=== LISTED RECORDS ===
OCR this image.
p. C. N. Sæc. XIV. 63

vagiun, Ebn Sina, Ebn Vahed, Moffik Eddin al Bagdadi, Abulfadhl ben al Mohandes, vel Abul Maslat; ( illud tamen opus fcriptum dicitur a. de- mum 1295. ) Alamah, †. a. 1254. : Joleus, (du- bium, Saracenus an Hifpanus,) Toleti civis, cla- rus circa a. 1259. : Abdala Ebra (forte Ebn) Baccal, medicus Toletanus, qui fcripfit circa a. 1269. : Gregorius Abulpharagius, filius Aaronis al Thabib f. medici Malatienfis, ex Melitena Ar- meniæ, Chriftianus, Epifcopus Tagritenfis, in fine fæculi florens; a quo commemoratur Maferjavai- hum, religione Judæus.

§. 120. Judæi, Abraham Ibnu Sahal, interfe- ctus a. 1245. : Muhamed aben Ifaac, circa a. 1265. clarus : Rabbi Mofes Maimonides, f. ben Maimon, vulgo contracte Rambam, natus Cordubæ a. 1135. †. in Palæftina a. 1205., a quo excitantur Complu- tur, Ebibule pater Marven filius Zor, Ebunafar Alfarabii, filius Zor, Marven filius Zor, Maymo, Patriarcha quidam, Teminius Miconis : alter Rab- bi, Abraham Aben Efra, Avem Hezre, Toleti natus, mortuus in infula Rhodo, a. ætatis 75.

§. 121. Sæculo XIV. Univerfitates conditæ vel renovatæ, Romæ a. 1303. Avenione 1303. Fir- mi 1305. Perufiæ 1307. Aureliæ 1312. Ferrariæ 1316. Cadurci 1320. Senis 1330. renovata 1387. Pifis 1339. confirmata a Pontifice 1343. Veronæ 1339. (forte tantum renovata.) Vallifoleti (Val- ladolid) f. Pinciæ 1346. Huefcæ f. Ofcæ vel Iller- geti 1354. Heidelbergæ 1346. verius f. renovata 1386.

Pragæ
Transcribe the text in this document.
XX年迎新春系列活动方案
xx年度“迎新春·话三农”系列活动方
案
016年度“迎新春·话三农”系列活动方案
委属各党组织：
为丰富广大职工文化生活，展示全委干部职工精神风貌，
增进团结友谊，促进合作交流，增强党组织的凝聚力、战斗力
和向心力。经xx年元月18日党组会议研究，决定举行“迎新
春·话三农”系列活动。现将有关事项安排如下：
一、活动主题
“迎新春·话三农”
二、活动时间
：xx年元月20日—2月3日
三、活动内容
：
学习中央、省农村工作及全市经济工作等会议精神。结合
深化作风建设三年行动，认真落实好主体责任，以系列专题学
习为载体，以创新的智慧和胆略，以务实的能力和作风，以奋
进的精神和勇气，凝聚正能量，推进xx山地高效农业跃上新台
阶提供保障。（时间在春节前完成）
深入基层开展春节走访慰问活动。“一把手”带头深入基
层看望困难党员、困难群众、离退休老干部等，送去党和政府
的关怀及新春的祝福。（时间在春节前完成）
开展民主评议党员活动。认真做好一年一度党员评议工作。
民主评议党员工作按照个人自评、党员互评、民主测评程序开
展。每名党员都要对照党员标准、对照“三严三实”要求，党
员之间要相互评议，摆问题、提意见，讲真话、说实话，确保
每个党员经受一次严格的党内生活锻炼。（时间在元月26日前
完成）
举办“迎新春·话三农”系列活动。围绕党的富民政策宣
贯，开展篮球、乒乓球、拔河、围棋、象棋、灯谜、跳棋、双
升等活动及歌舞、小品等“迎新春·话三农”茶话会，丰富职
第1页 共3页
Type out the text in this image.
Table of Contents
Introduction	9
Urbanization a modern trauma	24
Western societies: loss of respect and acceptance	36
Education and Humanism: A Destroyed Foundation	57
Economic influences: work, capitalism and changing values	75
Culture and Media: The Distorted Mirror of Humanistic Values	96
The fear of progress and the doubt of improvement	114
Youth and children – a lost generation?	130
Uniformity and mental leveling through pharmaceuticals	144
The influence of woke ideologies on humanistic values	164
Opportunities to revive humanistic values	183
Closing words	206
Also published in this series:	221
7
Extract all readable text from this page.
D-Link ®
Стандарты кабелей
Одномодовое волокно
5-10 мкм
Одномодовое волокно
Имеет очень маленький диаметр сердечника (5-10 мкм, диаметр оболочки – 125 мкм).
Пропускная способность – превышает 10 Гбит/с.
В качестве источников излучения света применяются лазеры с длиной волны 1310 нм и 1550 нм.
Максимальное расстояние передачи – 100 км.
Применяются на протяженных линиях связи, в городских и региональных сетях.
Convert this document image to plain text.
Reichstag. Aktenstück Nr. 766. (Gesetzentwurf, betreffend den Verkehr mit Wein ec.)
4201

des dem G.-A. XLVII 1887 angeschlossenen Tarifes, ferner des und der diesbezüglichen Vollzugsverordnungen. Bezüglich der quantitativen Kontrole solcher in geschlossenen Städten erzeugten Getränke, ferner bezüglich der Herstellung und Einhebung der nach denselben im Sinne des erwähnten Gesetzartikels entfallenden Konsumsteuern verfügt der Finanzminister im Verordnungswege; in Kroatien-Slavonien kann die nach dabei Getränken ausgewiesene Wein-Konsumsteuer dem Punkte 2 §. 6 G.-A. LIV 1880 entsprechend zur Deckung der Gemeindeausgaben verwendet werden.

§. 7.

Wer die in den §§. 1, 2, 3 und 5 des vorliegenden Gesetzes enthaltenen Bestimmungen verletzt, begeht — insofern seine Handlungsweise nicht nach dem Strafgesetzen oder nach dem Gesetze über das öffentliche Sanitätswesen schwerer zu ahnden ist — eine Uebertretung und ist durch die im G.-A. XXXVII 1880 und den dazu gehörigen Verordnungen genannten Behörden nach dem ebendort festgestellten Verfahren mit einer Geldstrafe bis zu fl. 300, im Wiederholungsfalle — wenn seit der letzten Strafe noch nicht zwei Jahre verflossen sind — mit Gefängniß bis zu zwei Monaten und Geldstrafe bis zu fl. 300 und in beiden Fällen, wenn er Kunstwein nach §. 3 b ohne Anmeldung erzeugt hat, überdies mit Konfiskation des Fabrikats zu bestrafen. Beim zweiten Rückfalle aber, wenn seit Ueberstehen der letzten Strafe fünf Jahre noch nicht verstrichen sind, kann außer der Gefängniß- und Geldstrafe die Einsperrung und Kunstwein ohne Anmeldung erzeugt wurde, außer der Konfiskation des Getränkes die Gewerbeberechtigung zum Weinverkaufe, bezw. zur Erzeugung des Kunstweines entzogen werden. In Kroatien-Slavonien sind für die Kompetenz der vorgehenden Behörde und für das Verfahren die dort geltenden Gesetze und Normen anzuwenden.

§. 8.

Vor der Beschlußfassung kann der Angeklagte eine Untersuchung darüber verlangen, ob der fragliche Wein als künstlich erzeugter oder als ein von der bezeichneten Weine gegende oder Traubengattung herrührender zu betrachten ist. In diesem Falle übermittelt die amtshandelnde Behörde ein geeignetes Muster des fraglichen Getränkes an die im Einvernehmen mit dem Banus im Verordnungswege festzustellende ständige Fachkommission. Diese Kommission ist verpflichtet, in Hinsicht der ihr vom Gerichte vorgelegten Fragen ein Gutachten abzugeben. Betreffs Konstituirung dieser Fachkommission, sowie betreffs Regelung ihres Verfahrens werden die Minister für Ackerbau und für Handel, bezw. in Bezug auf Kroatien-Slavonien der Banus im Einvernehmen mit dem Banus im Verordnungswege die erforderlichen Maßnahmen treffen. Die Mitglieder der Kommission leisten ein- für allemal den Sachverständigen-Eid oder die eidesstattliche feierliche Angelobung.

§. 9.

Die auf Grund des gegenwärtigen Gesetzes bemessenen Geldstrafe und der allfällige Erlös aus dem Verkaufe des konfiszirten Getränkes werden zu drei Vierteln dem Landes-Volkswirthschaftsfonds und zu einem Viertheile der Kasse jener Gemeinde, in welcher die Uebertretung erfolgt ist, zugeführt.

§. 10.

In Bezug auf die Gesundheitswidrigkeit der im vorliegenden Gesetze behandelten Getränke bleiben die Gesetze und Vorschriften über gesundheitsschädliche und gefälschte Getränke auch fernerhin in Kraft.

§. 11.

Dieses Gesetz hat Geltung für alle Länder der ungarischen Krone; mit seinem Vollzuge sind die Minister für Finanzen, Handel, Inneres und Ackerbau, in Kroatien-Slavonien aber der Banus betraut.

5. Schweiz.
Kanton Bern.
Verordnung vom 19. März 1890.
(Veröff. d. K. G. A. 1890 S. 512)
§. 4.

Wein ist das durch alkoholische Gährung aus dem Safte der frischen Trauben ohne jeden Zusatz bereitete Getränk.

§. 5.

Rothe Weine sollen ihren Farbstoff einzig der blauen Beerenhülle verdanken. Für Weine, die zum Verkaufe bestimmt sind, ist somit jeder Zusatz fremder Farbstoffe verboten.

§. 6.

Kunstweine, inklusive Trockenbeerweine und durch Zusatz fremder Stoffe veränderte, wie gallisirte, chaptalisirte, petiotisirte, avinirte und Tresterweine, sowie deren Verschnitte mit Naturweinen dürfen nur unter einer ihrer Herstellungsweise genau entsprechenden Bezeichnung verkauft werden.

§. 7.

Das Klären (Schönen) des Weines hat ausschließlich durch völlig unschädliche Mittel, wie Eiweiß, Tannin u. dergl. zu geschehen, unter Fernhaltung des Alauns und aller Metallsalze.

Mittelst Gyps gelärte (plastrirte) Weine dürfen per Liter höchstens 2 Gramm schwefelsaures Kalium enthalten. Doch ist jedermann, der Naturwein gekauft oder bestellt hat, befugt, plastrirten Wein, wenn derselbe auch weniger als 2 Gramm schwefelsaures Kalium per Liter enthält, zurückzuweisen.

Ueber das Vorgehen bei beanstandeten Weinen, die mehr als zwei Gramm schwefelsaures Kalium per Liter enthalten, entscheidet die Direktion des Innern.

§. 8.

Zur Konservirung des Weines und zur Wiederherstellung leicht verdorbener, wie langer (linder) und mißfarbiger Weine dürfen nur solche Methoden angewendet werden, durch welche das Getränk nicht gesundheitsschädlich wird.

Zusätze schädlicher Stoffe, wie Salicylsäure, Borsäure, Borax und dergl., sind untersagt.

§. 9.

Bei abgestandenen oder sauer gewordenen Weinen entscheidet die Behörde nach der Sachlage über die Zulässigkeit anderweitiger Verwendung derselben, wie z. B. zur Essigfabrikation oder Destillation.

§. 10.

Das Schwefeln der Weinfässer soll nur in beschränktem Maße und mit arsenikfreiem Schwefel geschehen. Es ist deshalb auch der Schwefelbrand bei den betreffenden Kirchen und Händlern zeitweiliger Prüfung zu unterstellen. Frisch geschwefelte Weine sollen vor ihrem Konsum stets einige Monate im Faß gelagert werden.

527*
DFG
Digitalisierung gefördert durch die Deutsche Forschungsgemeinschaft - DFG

=== EXERCISE DESCRIPTION ===
Copy every line of the records above that contains "this".

=== FULL ANSWER ===
OCR this image.
Transcribe the text in this document.
Type out the text in this image.
Also published in this series:	221
Extract all readable text from this page.
Convert this document image to plain text.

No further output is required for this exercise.